Goal> Find each line with the string "baud" and copy it.

################

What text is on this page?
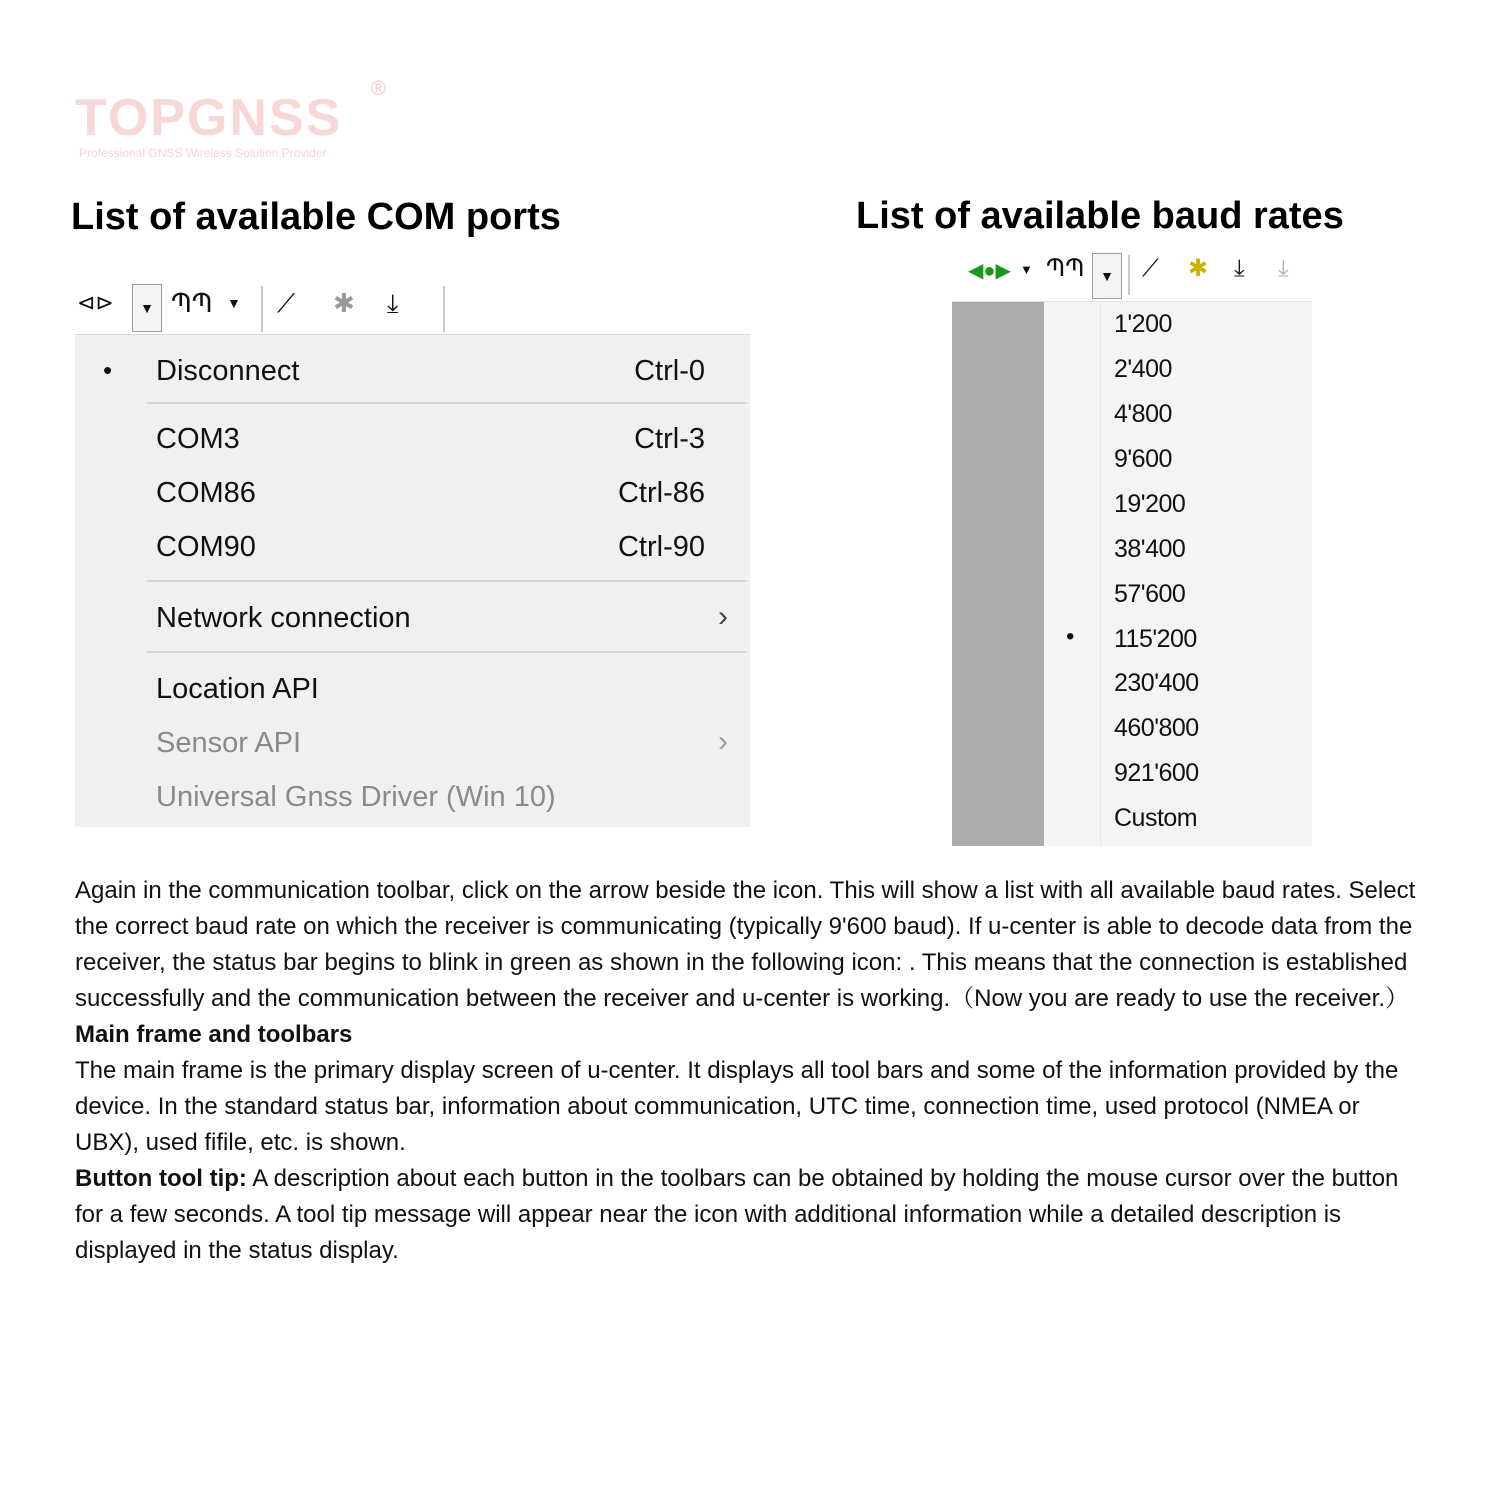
TOPGNSS ®
Professional GNSS Wireless Solution Provider
List of available COM ports	List of available baud rates
⊲⊳	▼ ՊՊ ▼ ⟋ ✱ ⤓
• Disconnect	Ctrl-0
COM3	Ctrl-3
COM86	Ctrl-86
COM90	Ctrl-90
Network connection	›
Location API
Sensor API	›
Universal Gnss Driver (Win 10)
◀●▶ ▼ ՊՊ	▼	⟋ ✱ ⤓ ⤓
1'200
2'400
4'800
9'600
19'200
38'400
57'600
• 115'200
230'400
460'800
921'600
Custom

Again in the communication toolbar, click on the arrow beside the icon. This will show a list with all available baud rates. Select the correct baud rate on which the receiver is communicating (typically 9'600 baud). If u-center is able to decode data from the receiver, the status bar begins to blink in green as shown in the following icon: . This means that the connection is established successfully and the communication between the receiver and u-center is working.（Now you are ready to use the receiver.）

Main frame and toolbars

The main frame is the primary display screen of u-center. It displays all tool bars and some of the information provided by the device. In the standard status bar, information about communication, UTC time, connection time, used protocol (NMEA or UBX), used fifile, etc. is shown.

Button tool tip: A description about each button in the toolbars can be obtained by holding the mouse cursor over the button for a few seconds. A tool tip message will appear near the icon with additional information while a detailed description is displayed in the status display.
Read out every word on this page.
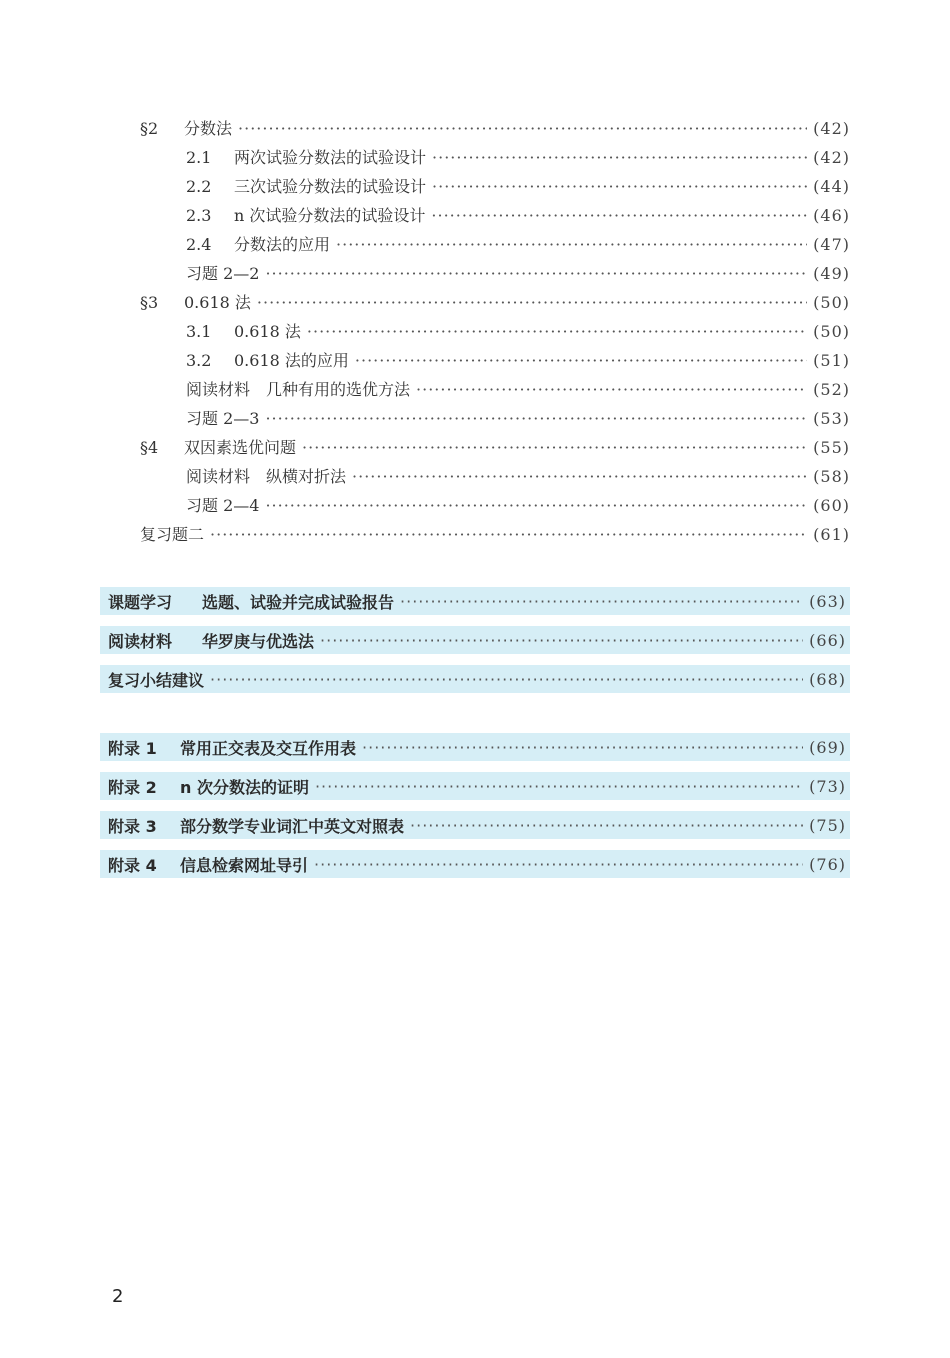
§2	分数法 ·····	(42)
2.1	两次试验分数法的试验设计 ·····	(42)
2.2	三次试验分数法的试验设计 ·····	(44)
2.3	n 次试验分数法的试验设计 ·····	(46)
2.4	分数法的应用 ·····	(47)
习题 2—2 ·····	(49)
§3	0.618 法 ·····	(50)
3.1	0.618 法 ·····	(50)
3.2	0.618 法的应用 ·····	(51)
阅读材料　几种有用的选优方法 ·····	(52)
习题 2—3 ·····	(53)
§4	双因素选优问题 ·····	(55)
阅读材料　纵横对折法 ·····	(58)
习题 2—4 ·····	(60)
复习题二 ·····	(61)
课题学习	选题、试验并完成试验报告 ·····	(63)
阅读材料	华罗庚与优选法 ·····	(66)
复习小结建议 ·····	(68)
附录 1	常用正交表及交互作用表 ·····	(69)
附录 2	n 次分数法的证明 ·····	(73)
附录 3	部分数学专业词汇中英文对照表 ·····	(75)
附录 4	信息检索网址导引 ·····	(76)
2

################

Written answer>
List of available COM ports	List of available baud rates
Again in the communication toolbar, click on the arrow beside the icon. This will show a list with all available baud rates. Select the correct baud rate on which the receiver is communicating (typically 9'600 baud). If u-center is able to decode data from the receiver, the status bar begins to blink in green as shown in the following icon: . This means that the connection is established successfully and the communication between the receiver and u-center is working.（Now you are ready to use the receiver.）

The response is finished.